What to do:
Pictures appear in the records below; write out everything else exactly.

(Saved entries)

════════════════════

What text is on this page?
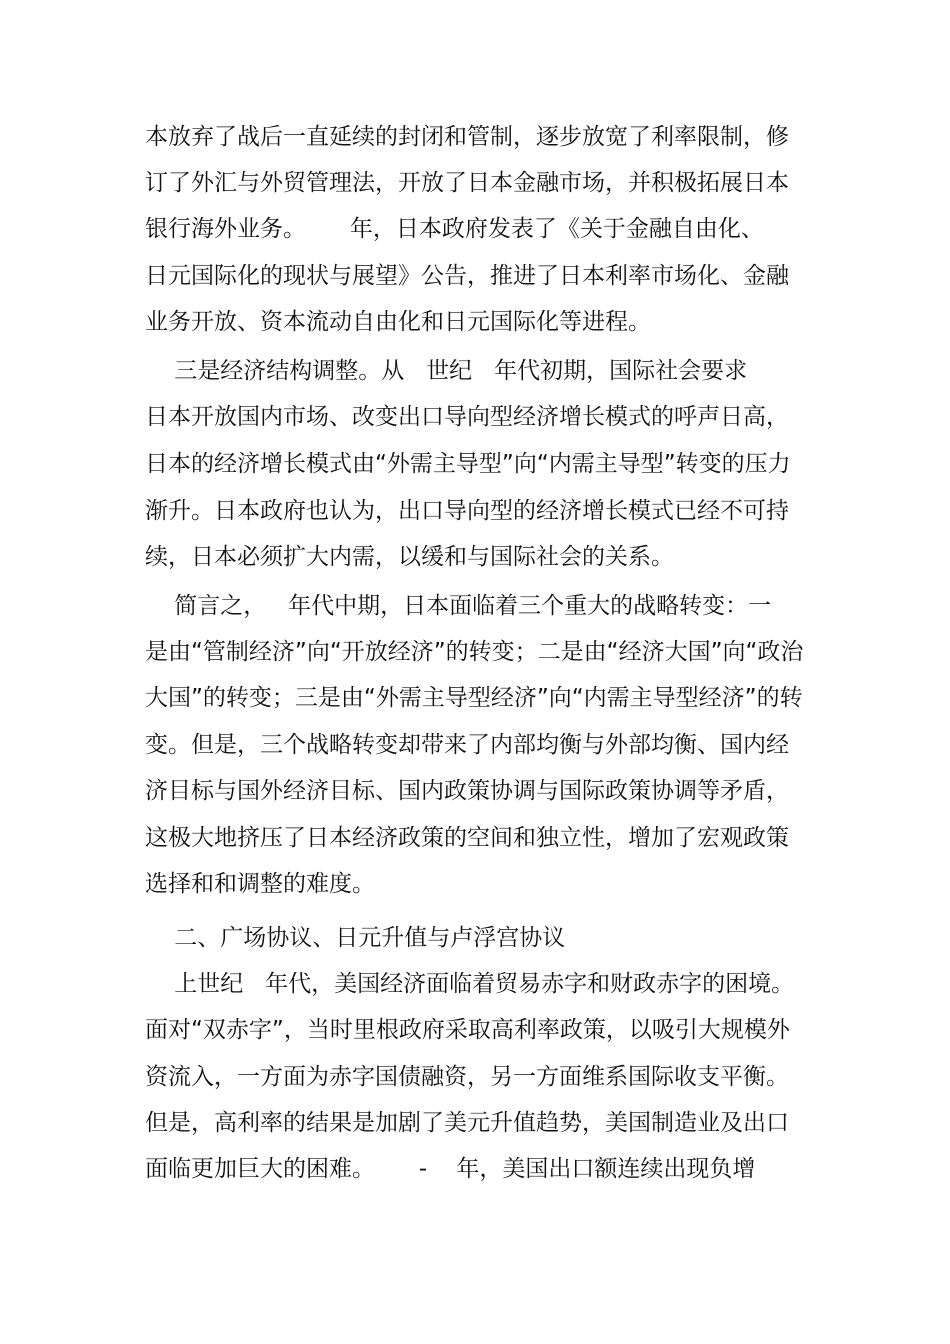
本放弃了战后一直延续的封闭和管制，逐步放宽了利率限制，修
订了外汇与外贸管理法，开放了日本金融市场，并积极拓展日本
银行海外业务。      年，日本政府发表了《关于金融自由化、
日元国际化的现状与展望》公告，推进了日本利率市场化、金融
业务开放、资本流动自由化和日元国际化等进程。
三是经济结构调整。从   世纪   年代初期，国际社会要求
日本开放国内市场、改变出口导向型经济增长模式的呼声日高，
日本的经济增长模式由“外需主导型”向“内需主导型”转变的压力
渐升。日本政府也认为，出口导向型的经济增长模式已经不可持
续，日本必须扩大内需，以缓和与国际社会的关系。
简言之，   年代中期，日本面临着三个重大的战略转变：一
是由“管制经济”向“开放经济”的转变；二是由“经济大国”向“政治
大国”的转变；三是由“外需主导型经济”向“内需主导型经济”的转
变。但是，三个战略转变却带来了内部均衡与外部均衡、国内经
济目标与国外经济目标、国内政策协调与国际政策协调等矛盾，
这极大地挤压了日本经济政策的空间和独立性，增加了宏观政策
选择和和调整的难度。
二、广场协议、日元升值与卢浮宫协议
上世纪   年代，美国经济面临着贸易赤字和财政赤字的困境。
面对“双赤字”，当时里根政府采取高利率政策，以吸引大规模外
资流入，一方面为赤字国债融资，另一方面维系国际收支平衡。
但是，高利率的结果是加剧了美元升值趋势，美国制造业及出口
面临更加巨大的困难。      -    年，美国出口额连续出现负增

════════════════════

Answer to the problem:
What text is on this page?
本放弃了战后一直延续的封闭和管制，逐步放宽了利率限制，修
订了外汇与外贸管理法，开放了日本金融市场，并积极拓展日本
银行海外业务。      年，日本政府发表了《关于金融自由化、
日元国际化的现状与展望》公告，推进了日本利率市场化、金融
业务开放、资本流动自由化和日元国际化等进程。
三是经济结构调整。从   世纪   年代初期，国际社会要求
日本开放国内市场、改变出口导向型经济增长模式的呼声日高，
日本的经济增长模式由“外需主导型”向“内需主导型”转变的压力
渐升。日本政府也认为，出口导向型的经济增长模式已经不可持
续，日本必须扩大内需，以缓和与国际社会的关系。
简言之，   年代中期，日本面临着三个重大的战略转变：一
是由“管制经济”向“开放经济”的转变；二是由“经济大国”向“政治
大国”的转变；三是由“外需主导型经济”向“内需主导型经济”的转
变。但是，三个战略转变却带来了内部均衡与外部均衡、国内经
济目标与国外经济目标、国内政策协调与国际政策协调等矛盾，
这极大地挤压了日本经济政策的空间和独立性，增加了宏观政策
选择和和调整的难度。
二、广场协议、日元升值与卢浮宫协议
上世纪   年代，美国经济面临着贸易赤字和财政赤字的困境。
面对“双赤字”，当时里根政府采取高利率政策，以吸引大规模外
资流入，一方面为赤字国债融资，另一方面维系国际收支平衡。
但是，高利率的结果是加剧了美元升值趋势，美国制造业及出口
面临更加巨大的困难。      -    年，美国出口额连续出现负增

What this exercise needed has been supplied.